Given task> Scan the entries below for the word "Beschlagnahme". Copy each line that has it.

Records to use>
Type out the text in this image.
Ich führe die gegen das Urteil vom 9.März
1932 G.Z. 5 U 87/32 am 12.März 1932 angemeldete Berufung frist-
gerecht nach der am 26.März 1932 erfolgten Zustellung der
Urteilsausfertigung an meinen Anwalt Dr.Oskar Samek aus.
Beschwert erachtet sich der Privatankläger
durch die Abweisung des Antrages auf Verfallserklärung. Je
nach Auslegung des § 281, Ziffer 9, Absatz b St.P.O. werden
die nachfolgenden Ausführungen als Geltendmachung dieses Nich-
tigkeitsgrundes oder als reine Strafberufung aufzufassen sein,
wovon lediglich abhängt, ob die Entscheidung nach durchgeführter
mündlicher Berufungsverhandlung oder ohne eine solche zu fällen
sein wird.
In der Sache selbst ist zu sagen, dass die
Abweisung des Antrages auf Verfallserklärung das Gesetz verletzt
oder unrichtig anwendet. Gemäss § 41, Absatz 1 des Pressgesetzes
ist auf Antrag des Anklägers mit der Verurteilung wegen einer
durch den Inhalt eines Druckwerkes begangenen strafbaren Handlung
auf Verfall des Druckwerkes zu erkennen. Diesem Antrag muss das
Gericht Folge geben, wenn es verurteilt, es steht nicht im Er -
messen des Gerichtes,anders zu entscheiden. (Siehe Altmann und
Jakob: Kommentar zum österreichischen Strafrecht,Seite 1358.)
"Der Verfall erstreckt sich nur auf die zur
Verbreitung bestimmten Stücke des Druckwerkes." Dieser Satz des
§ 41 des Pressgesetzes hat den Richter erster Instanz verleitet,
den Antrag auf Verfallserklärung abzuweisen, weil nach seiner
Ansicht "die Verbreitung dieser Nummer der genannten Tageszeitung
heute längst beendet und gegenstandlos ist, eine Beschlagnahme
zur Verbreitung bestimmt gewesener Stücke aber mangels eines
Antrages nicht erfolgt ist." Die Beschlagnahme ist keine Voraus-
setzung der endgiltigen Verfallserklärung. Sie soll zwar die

Completed exercise>
heute längst beendet und gegenstandlos ist, eine Beschlagnahme
Antrages nicht erfolgt ist." Die Beschlagnahme ist keine Voraus-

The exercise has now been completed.